**Work required**
Return every record below exactly as written, but leave out the pictures.

※ ※ ※

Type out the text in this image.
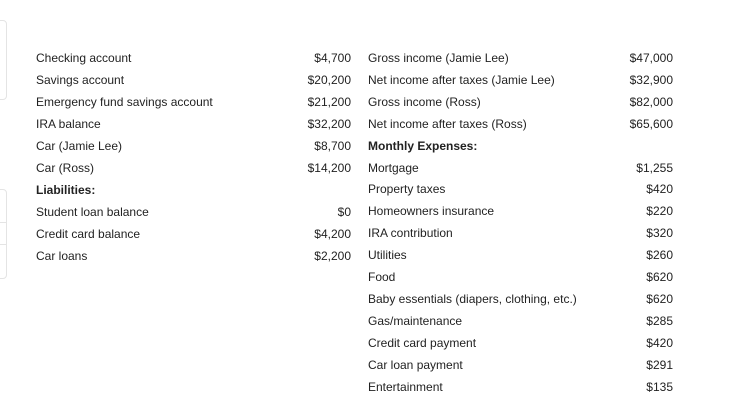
Checking account	$4,700
Savings account	$20,200
Emergency fund savings account	$21,200
IRA balance	$32,200
Car (Jamie Lee)	$8,700
Car (Ross)	$14,200
Liabilities:
Student loan balance	$0
Credit card balance	$4,200
Car loans	$2,200
Gross income (Jamie Lee)	$47,000
Net income after taxes (Jamie Lee)	$32,900
Gross income (Ross)	$82,000
Net income after taxes (Ross)	$65,600
Monthly Expenses:
Mortgage	$1,255
Property taxes	$420
Homeowners insurance	$220
IRA contribution	$320
Utilities	$260
Food	$620
Baby essentials (diapers, clothing, etc.)	$620
Gas/maintenance	$285
Credit card payment	$420
Car loan payment	$291
Entertainment	$135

※ ※ ※

**Exercise solution**
Type out the text in this image.
Checking account	$4,700
Savings account	$20,200
Emergency fund savings account	$21,200
IRA balance	$32,200
Car (Jamie Lee)	$8,700
Car (Ross)	$14,200
Liabilities:
Student loan balance	$0
Credit card balance	$4,200
Car loans	$2,200
Gross income (Jamie Lee)	$47,000
Net income after taxes (Jamie Lee)	$32,900
Gross income (Ross)	$82,000
Net income after taxes (Ross)	$65,600
Monthly Expenses:
Mortgage	$1,255
Property taxes	$420
Homeowners insurance	$220
IRA contribution	$320
Utilities	$260
Food	$620
Baby essentials (diapers, clothing, etc.)	$620
Gas/maintenance	$285
Credit card payment	$420
Car loan payment	$291
Entertainment	$135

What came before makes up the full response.